**PROBLEM DESCRIPTION**
From the material below, list every line containing "Ciclo".
--- Begin GIVEN INFORMATION ---
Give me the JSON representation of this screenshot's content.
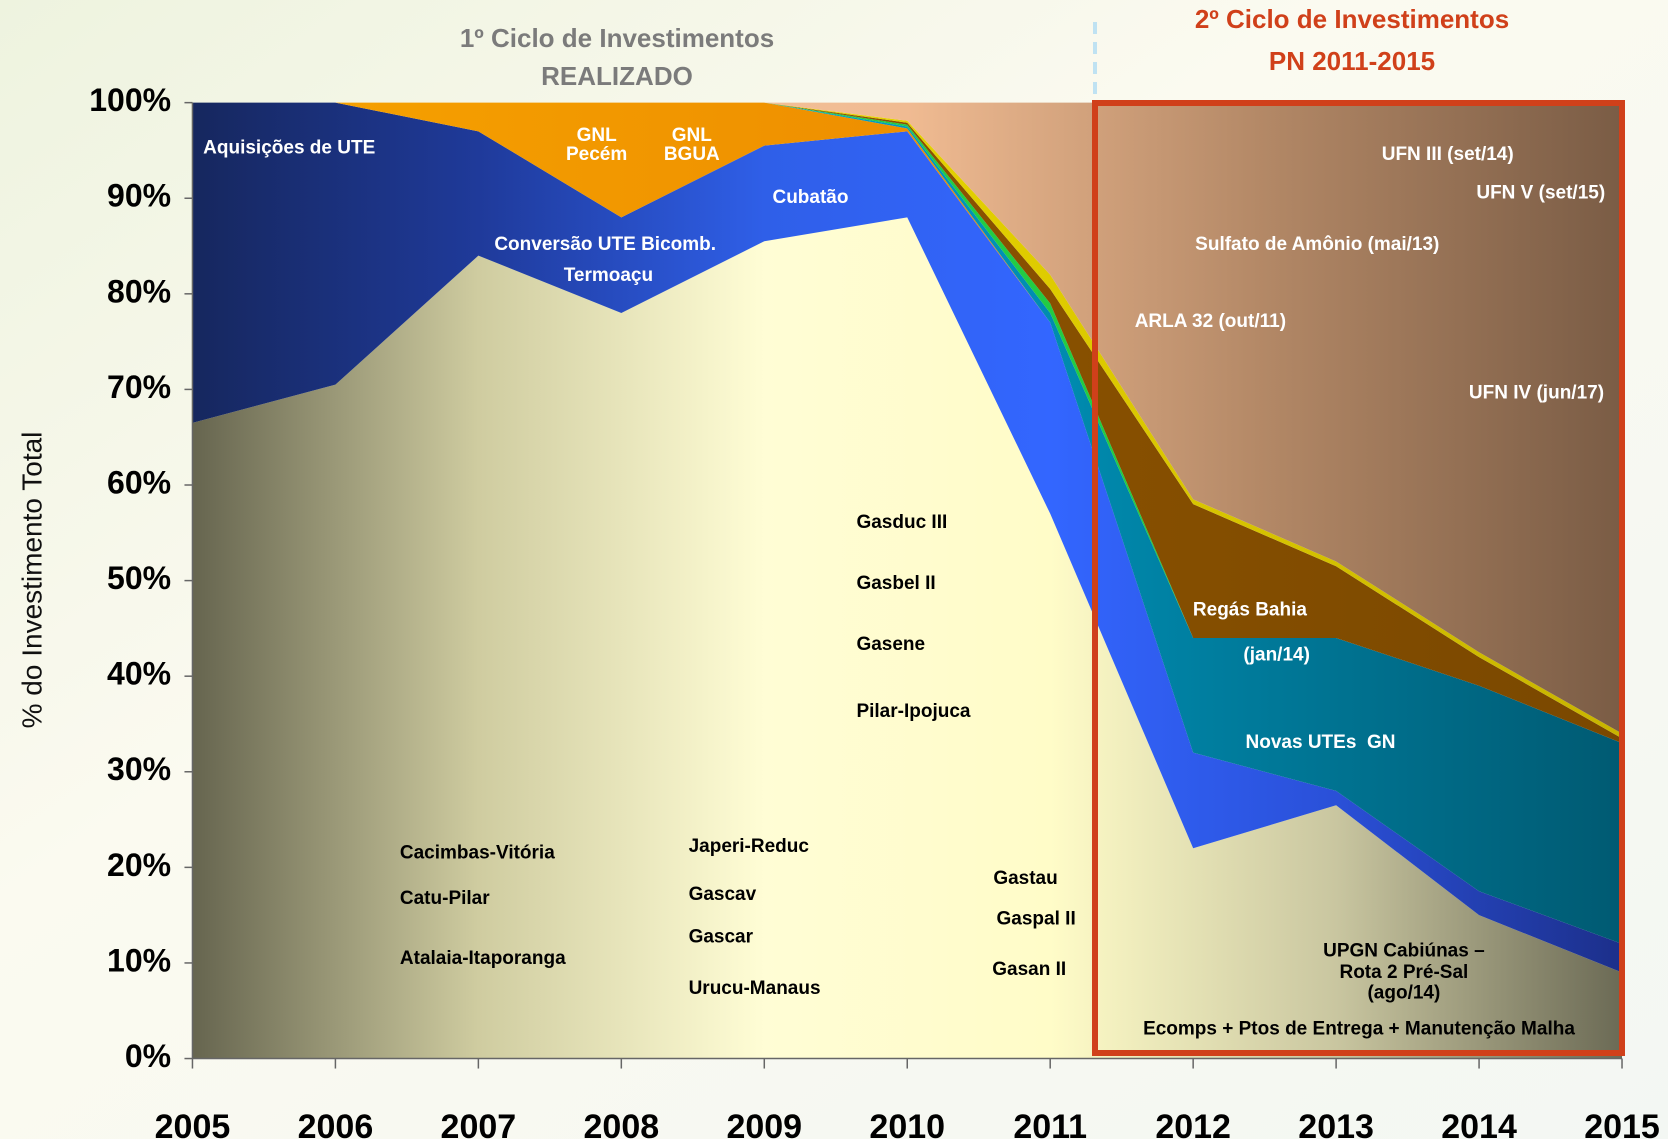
{
  "chart_data": {
    "type": "area",
    "stacked": true,
    "header_left": [
      "1º Ciclo de Investimentos",
      "REALIZADO"
    ],
    "header_right": [
      "2º Ciclo de Investimentos",
      "PN 2011-2015"
    ],
    "y_label": "% do Investimento Total",
    "categories": [
      "2005",
      "2006",
      "2007",
      "2008",
      "2009",
      "2010",
      "2011",
      "2012",
      "2013",
      "2014",
      "2015"
    ],
    "ylim": [
      0,
      100
    ],
    "yticks": [
      {
        "value": 0,
        "label": "0%"
      },
      {
        "value": 10,
        "label": "10%"
      },
      {
        "value": 20,
        "label": "20%"
      },
      {
        "value": 30,
        "label": "30%"
      },
      {
        "value": 40,
        "label": "40%"
      },
      {
        "value": 50,
        "label": "50%"
      },
      {
        "value": 60,
        "label": "60%"
      },
      {
        "value": 70,
        "label": "70%"
      },
      {
        "value": 80,
        "label": "80%"
      },
      {
        "value": 90,
        "label": "90%"
      },
      {
        "value": 100,
        "label": "100%"
      }
    ],
    "series": [
      {
        "colors": [
          "#66654f",
          "#cfcca0",
          "#fffdd5",
          "#fffcc8",
          "#c9c6a0",
          "#6b6a55"
        ],
        "values": [
          66.5,
          70.5,
          84,
          78,
          85.5,
          88,
          57,
          22,
          26.5,
          15,
          9
        ]
      },
      {
        "colors": [
          "#16275e",
          "#1f3a9a",
          "#2f5fe8",
          "#3366ff",
          "#2a50d8",
          "#1c2f8a"
        ],
        "values": [
          33.5,
          29.5,
          13,
          10,
          10,
          9,
          20,
          10,
          1.5,
          2.5,
          3
        ]
      },
      {
        "colors": [
          "#f7a400",
          "#ee8f00",
          "#d97a00"
        ],
        "values": [
          0,
          0,
          3,
          12,
          4.5,
          0.3,
          0,
          0,
          0,
          0,
          0
        ]
      },
      {
        "colors": [
          "#00c8f5",
          "#0098c0",
          "#005a72"
        ],
        "values": [
          0,
          0,
          0,
          0,
          0,
          0.2,
          1,
          12,
          16,
          21.5,
          21
        ]
      },
      {
        "colors": [
          "#22cc44",
          "#22cc44"
        ],
        "values": [
          0,
          0,
          0,
          0,
          0,
          0.2,
          1,
          0,
          0,
          0,
          0
        ]
      },
      {
        "colors": [
          "#a06400",
          "#8b5200",
          "#7a4800"
        ],
        "values": [
          0,
          0,
          0,
          0,
          0,
          0.2,
          1.5,
          14,
          7.5,
          3,
          0.5
        ]
      },
      {
        "colors": [
          "#ffee00",
          "#c8b400"
        ],
        "values": [
          0,
          0,
          0,
          0,
          0,
          0.2,
          1.5,
          0.5,
          0.5,
          0.5,
          0.5
        ]
      },
      {
        "colors": [
          "#f9d0a8",
          "#f5c49c",
          "#f0bb92",
          "#b38866",
          "#7a5c45"
        ],
        "values": [
          0,
          0,
          0,
          0,
          0,
          1.9,
          18,
          41.5,
          48,
          57.5,
          66
        ]
      }
    ],
    "annotations": [
      "Aquisições de UTE",
      "GNL",
      "Pecém",
      "GNL",
      "BGUA",
      "Cubatão",
      "Conversão UTE Bicomb.",
      "Termoaçu",
      "UFN III (set/14)",
      "UFN V (set/15)",
      "Sulfato de Amônio (mai/13)",
      "ARLA 32 (out/11)",
      "UFN IV (jun/17)",
      "Gasduc III",
      "Gasbel II",
      "Gasene",
      "Pilar-Ipojuca",
      "Regás Bahia",
      "(jan/14)",
      "Novas UTEs  GN",
      "Cacimbas-Vitória",
      "Catu-Pilar",
      "Atalaia-Itaporanga",
      "Japeri-Reduc",
      "Gascav",
      "Gascar",
      "Urucu-Manaus",
      "Gastau",
      "Gaspal II",
      "Gasan II",
      "UPGN Cabiúnas –",
      "Rota 2 Pré-Sal",
      "(ago/14)",
      "Ecomps + Ptos de Entrega + Manutenção Malha"
    ]
  }
}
--- End GIVEN INFORMATION ---
**ANSWER TO THIS EXERCISE**
      "1º Ciclo de Investimentos",
      "2º Ciclo de Investimentos",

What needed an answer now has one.